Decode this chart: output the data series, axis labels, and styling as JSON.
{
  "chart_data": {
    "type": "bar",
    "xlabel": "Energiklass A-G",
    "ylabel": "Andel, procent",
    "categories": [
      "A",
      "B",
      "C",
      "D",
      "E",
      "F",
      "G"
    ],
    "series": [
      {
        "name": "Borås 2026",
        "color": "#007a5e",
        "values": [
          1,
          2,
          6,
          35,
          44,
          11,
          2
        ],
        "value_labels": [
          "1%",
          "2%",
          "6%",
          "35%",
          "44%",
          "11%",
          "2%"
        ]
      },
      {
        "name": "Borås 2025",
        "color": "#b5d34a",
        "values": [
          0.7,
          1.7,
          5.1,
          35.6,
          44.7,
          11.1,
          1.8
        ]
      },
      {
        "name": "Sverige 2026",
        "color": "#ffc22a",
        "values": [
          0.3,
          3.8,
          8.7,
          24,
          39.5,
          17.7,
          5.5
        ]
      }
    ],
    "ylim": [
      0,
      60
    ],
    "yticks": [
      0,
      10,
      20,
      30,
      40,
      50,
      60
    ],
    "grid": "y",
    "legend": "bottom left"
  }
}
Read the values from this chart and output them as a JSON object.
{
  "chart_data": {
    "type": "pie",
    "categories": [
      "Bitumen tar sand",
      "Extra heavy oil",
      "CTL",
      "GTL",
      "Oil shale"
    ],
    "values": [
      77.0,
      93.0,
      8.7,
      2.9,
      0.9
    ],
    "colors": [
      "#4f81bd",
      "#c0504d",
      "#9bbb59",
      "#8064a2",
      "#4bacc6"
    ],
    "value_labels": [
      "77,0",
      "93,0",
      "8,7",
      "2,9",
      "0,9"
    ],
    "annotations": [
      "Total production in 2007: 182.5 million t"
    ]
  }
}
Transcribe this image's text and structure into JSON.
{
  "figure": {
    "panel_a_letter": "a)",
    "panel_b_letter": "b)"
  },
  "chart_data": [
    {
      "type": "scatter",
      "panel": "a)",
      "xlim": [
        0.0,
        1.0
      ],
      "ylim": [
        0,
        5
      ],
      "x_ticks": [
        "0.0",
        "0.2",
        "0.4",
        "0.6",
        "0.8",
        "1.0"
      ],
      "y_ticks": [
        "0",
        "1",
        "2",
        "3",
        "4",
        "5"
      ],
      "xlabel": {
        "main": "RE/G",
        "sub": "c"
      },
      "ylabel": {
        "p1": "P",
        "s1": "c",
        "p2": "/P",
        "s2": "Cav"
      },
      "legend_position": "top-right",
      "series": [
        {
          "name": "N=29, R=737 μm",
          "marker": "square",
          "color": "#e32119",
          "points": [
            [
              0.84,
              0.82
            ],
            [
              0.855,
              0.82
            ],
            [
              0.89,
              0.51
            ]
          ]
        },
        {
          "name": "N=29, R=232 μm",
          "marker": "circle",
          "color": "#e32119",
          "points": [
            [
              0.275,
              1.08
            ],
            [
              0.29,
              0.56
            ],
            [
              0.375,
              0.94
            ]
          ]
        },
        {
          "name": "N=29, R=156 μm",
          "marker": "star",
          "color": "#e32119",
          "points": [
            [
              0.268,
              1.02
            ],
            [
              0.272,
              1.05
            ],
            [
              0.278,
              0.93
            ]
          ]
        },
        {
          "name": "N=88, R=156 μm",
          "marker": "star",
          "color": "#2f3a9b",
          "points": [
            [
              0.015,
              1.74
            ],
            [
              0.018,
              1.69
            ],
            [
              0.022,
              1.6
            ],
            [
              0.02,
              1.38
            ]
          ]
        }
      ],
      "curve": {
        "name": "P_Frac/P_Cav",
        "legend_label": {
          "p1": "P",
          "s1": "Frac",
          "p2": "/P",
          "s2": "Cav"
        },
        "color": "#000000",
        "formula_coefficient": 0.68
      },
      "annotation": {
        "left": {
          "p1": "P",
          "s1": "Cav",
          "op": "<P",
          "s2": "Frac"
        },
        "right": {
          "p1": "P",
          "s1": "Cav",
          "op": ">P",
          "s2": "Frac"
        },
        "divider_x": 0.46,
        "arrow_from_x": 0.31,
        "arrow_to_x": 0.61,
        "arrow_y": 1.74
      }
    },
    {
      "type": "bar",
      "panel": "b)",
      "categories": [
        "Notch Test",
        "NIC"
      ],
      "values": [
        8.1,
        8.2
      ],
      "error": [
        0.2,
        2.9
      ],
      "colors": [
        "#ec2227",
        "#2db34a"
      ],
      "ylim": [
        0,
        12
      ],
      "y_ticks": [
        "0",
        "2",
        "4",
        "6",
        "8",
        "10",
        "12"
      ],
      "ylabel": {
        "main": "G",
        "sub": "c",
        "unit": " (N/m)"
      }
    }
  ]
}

^^^^^^^^

- _Written task_
Where a line holds the string "series", copy that line.

- _Task solution_
Decode this chart: output the data series, axis labels, and styling as JSON.
    "series": [
      "series": [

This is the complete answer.